* **GIVEN REQUEST**
Skip the images and copy each record exactly as written.

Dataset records
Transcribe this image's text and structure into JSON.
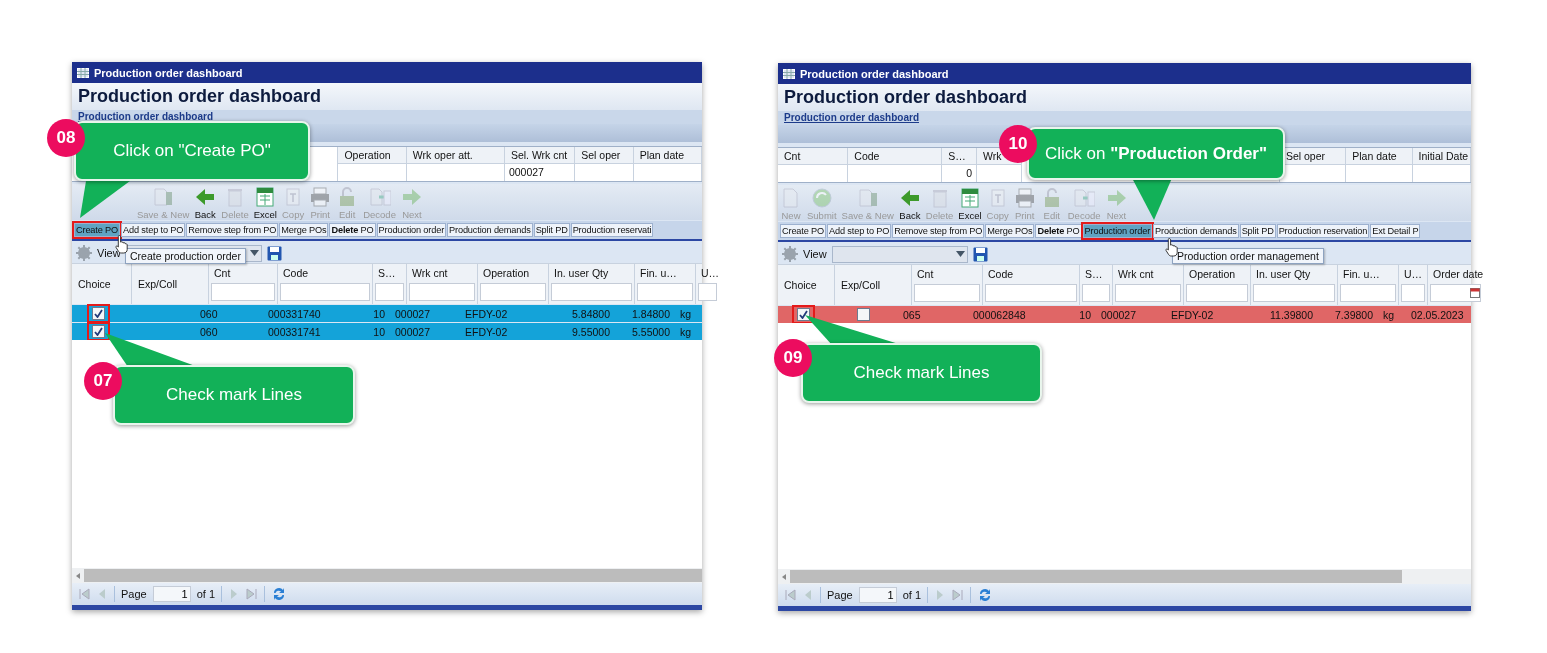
{
  "panels": [
    {
      "window_title": "Production order dashboard",
      "heading": "Production order dashboard",
      "breadcrumb": "Production order dashboard",
      "summary_columns": [
        {
          "label": "Operation"
        },
        {
          "label": "Wrk oper att."
        },
        {
          "label": "Sel. Wrk cnt",
          "value": "000027"
        },
        {
          "label": "Sel oper"
        },
        {
          "label": "Plan date"
        }
      ],
      "toolbar": [
        {
          "kind": "savenew",
          "label": "Save & New",
          "disabled": true
        },
        {
          "kind": "back",
          "label": "Back",
          "disabled": false
        },
        {
          "kind": "delete",
          "label": "Delete",
          "disabled": true
        },
        {
          "kind": "excel",
          "label": "Excel",
          "disabled": false
        },
        {
          "kind": "copy",
          "label": "Copy",
          "disabled": true
        },
        {
          "kind": "print",
          "label": "Print",
          "disabled": true
        },
        {
          "kind": "edit",
          "label": "Edit",
          "disabled": true
        },
        {
          "kind": "decode",
          "label": "Decode",
          "disabled": true
        },
        {
          "kind": "next",
          "label": "Next",
          "disabled": true
        }
      ],
      "actions": [
        {
          "label": "Create PO",
          "highlighted": true
        },
        {
          "label": "Add step to PO",
          "highlighted": false
        },
        {
          "label": "Remove step from PO",
          "highlighted": false
        },
        {
          "label": "Merge POs",
          "highlighted": false
        },
        {
          "label": "**Delete** PO",
          "highlighted": false
        },
        {
          "label": "Production order",
          "highlighted": false
        },
        {
          "label": "Production demands",
          "highlighted": false
        },
        {
          "label": "Split PD",
          "highlighted": false
        },
        {
          "label": "Production reservati",
          "highlighted": false
        }
      ],
      "view_label": "View",
      "columns": [
        "Choice",
        "Exp/Coll",
        "Cnt",
        "Code",
        "S…",
        "Wrk cnt",
        "Operation",
        "In. user Qty",
        "Fin. u…",
        "U…"
      ],
      "rows": [
        {
          "color": "#14a3d9",
          "checked": true,
          "marked": true,
          "cells": [
            "",
            "",
            "060",
            "000331740",
            "10",
            "000027",
            "EFDY-02",
            "5.84800",
            "1.84800",
            "kg"
          ]
        },
        {
          "color": "#14a3d9",
          "checked": true,
          "marked": true,
          "cells": [
            "",
            "",
            "060",
            "000331741",
            "10",
            "000027",
            "EFDY-02",
            "9.55000",
            "5.55000",
            "kg"
          ]
        }
      ],
      "tooltip": "Create production order",
      "pager": {
        "label": "Page",
        "value": "1",
        "total": "of 1"
      },
      "callouts": [
        {
          "number": "08",
          "text": "Click on \"Create PO\""
        },
        {
          "number": "07",
          "text": "Check mark Lines"
        }
      ]
    },
    {
      "window_title": "Production order dashboard",
      "heading": "Production order dashboard",
      "breadcrumb": "Production order dashboard",
      "summary_columns": [
        {
          "label": "Cnt"
        },
        {
          "label": "Code"
        },
        {
          "label": "S…",
          "value": "0"
        },
        {
          "label": "Wrk"
        },
        {
          "label": "Sel oper"
        },
        {
          "label": "Plan date"
        },
        {
          "label": "Initial Date"
        }
      ],
      "toolbar": [
        {
          "kind": "new",
          "label": "New",
          "disabled": true
        },
        {
          "kind": "submit",
          "label": "Submit",
          "disabled": true
        },
        {
          "kind": "savenew",
          "label": "Save & New",
          "disabled": true
        },
        {
          "kind": "back",
          "label": "Back",
          "disabled": false
        },
        {
          "kind": "delete",
          "label": "Delete",
          "disabled": true
        },
        {
          "kind": "excel",
          "label": "Excel",
          "disabled": false
        },
        {
          "kind": "copy",
          "label": "Copy",
          "disabled": true
        },
        {
          "kind": "print",
          "label": "Print",
          "disabled": true
        },
        {
          "kind": "edit",
          "label": "Edit",
          "disabled": true
        },
        {
          "kind": "decode",
          "label": "Decode",
          "disabled": true
        },
        {
          "kind": "next",
          "label": "Next",
          "disabled": true
        }
      ],
      "actions": [
        {
          "label": "Create PO",
          "highlighted": false
        },
        {
          "label": "Add step to PO",
          "highlighted": false
        },
        {
          "label": "Remove step from PO",
          "highlighted": false
        },
        {
          "label": "Merge POs",
          "highlighted": false
        },
        {
          "label": "**Delete** PO",
          "highlighted": false
        },
        {
          "label": "Production order",
          "highlighted": true
        },
        {
          "label": "Production demands",
          "highlighted": false
        },
        {
          "label": "Split PD",
          "highlighted": false
        },
        {
          "label": "Production reservation",
          "highlighted": false
        },
        {
          "label": "Ext Detail P",
          "highlighted": false
        }
      ],
      "view_label": "View",
      "columns": [
        "Choice",
        "Exp/Coll",
        "Cnt",
        "Code",
        "S…",
        "Wrk cnt",
        "Operation",
        "In. user Qty",
        "Fin. u…",
        "U…",
        "Order date"
      ],
      "rows": [
        {
          "color": "#e06666",
          "checked": true,
          "marked": true,
          "exp_checked": false,
          "cells": [
            "",
            "",
            "065",
            "000062848",
            "10",
            "000027",
            "EFDY-02",
            "11.39800",
            "7.39800",
            "kg",
            "02.05.2023"
          ]
        }
      ],
      "tooltip": "Production order management",
      "pager": {
        "label": "Page",
        "value": "1",
        "total": "of 1"
      },
      "callouts": [
        {
          "number": "10",
          "text": "Click on **\"Production Order\"**"
        },
        {
          "number": "09",
          "text": "Check mark Lines"
        }
      ]
    }
  ]
}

* **FINISHED ANSWER**
Transcribe this image's text and structure into JSON.
{
  "panels": [
    {
      "window_title": "Production order dashboard",
      "heading": "Production order dashboard",
      "breadcrumb": "Production order dashboard",
      "summary_columns": [
        {
          "label": "Operation"
        },
        {
          "label": "Wrk oper att."
        },
        {
          "label": "Sel. Wrk cnt",
          "value": "000027"
        },
        {
          "label": "Sel oper"
        },
        {
          "label": "Plan date"
        }
      ],
      "toolbar": [
        {
          "kind": "savenew",
          "label": "Save & New",
          "disabled": true
        },
        {
          "kind": "back",
          "label": "Back",
          "disabled": false
        },
        {
          "kind": "delete",
          "label": "Delete",
          "disabled": true
        },
        {
          "kind": "excel",
          "label": "Excel",
          "disabled": false
        },
        {
          "kind": "copy",
          "label": "Copy",
          "disabled": true
        },
        {
          "kind": "print",
          "label": "Print",
          "disabled": true
        },
        {
          "kind": "edit",
          "label": "Edit",
          "disabled": true
        },
        {
          "kind": "decode",
          "label": "Decode",
          "disabled": true
        },
        {
          "kind": "next",
          "label": "Next",
          "disabled": true
        }
      ],
      "actions": [
        {
          "label": "Create PO",
          "highlighted": true
        },
        {
          "label": "Add step to PO",
          "highlighted": false
        },
        {
          "label": "Remove step from PO",
          "highlighted": false
        },
        {
          "label": "Merge POs",
          "highlighted": false
        },
        {
          "label": "**Delete** PO",
          "highlighted": false
        },
        {
          "label": "Production order",
          "highlighted": false
        },
        {
          "label": "Production demands",
          "highlighted": false
        },
        {
          "label": "Split PD",
          "highlighted": false
        },
        {
          "label": "Production reservati",
          "highlighted": false
        }
      ],
      "view_label": "View",
      "columns": [
        "Choice",
        "Exp/Coll",
        "Cnt",
        "Code",
        "S…",
        "Wrk cnt",
        "Operation",
        "In. user Qty",
        "Fin. u…",
        "U…"
      ],
      "rows": [
        {
          "color": "#14a3d9",
          "checked": true,
          "marked": true,
          "cells": [
            "",
            "",
            "060",
            "000331740",
            "10",
            "000027",
            "EFDY-02",
            "5.84800",
            "1.84800",
            "kg"
          ]
        },
        {
          "color": "#14a3d9",
          "checked": true,
          "marked": true,
          "cells": [
            "",
            "",
            "060",
            "000331741",
            "10",
            "000027",
            "EFDY-02",
            "9.55000",
            "5.55000",
            "kg"
          ]
        }
      ],
      "tooltip": "Create production order",
      "pager": {
        "label": "Page",
        "value": "1",
        "total": "of 1"
      },
      "callouts": [
        {
          "number": "08",
          "text": "Click on \"Create PO\""
        },
        {
          "number": "07",
          "text": "Check mark Lines"
        }
      ]
    },
    {
      "window_title": "Production order dashboard",
      "heading": "Production order dashboard",
      "breadcrumb": "Production order dashboard",
      "summary_columns": [
        {
          "label": "Cnt"
        },
        {
          "label": "Code"
        },
        {
          "label": "S…",
          "value": "0"
        },
        {
          "label": "Wrk"
        },
        {
          "label": "Sel oper"
        },
        {
          "label": "Plan date"
        },
        {
          "label": "Initial Date"
        }
      ],
      "toolbar": [
        {
          "kind": "new",
          "label": "New",
          "disabled": true
        },
        {
          "kind": "submit",
          "label": "Submit",
          "disabled": true
        },
        {
          "kind": "savenew",
          "label": "Save & New",
          "disabled": true
        },
        {
          "kind": "back",
          "label": "Back",
          "disabled": false
        },
        {
          "kind": "delete",
          "label": "Delete",
          "disabled": true
        },
        {
          "kind": "excel",
          "label": "Excel",
          "disabled": false
        },
        {
          "kind": "copy",
          "label": "Copy",
          "disabled": true
        },
        {
          "kind": "print",
          "label": "Print",
          "disabled": true
        },
        {
          "kind": "edit",
          "label": "Edit",
          "disabled": true
        },
        {
          "kind": "decode",
          "label": "Decode",
          "disabled": true
        },
        {
          "kind": "next",
          "label": "Next",
          "disabled": true
        }
      ],
      "actions": [
        {
          "label": "Create PO",
          "highlighted": false
        },
        {
          "label": "Add step to PO",
          "highlighted": false
        },
        {
          "label": "Remove step from PO",
          "highlighted": false
        },
        {
          "label": "Merge POs",
          "highlighted": false
        },
        {
          "label": "**Delete** PO",
          "highlighted": false
        },
        {
          "label": "Production order",
          "highlighted": true
        },
        {
          "label": "Production demands",
          "highlighted": false
        },
        {
          "label": "Split PD",
          "highlighted": false
        },
        {
          "label": "Production reservation",
          "highlighted": false
        },
        {
          "label": "Ext Detail P",
          "highlighted": false
        }
      ],
      "view_label": "View",
      "columns": [
        "Choice",
        "Exp/Coll",
        "Cnt",
        "Code",
        "S…",
        "Wrk cnt",
        "Operation",
        "In. user Qty",
        "Fin. u…",
        "U…",
        "Order date"
      ],
      "rows": [
        {
          "color": "#e06666",
          "checked": true,
          "marked": true,
          "exp_checked": false,
          "cells": [
            "",
            "",
            "065",
            "000062848",
            "10",
            "000027",
            "EFDY-02",
            "11.39800",
            "7.39800",
            "kg",
            "02.05.2023"
          ]
        }
      ],
      "tooltip": "Production order management",
      "pager": {
        "label": "Page",
        "value": "1",
        "total": "of 1"
      },
      "callouts": [
        {
          "number": "10",
          "text": "Click on **\"Production Order\"**"
        },
        {
          "number": "09",
          "text": "Check mark Lines"
        }
      ]
    }
  ]
}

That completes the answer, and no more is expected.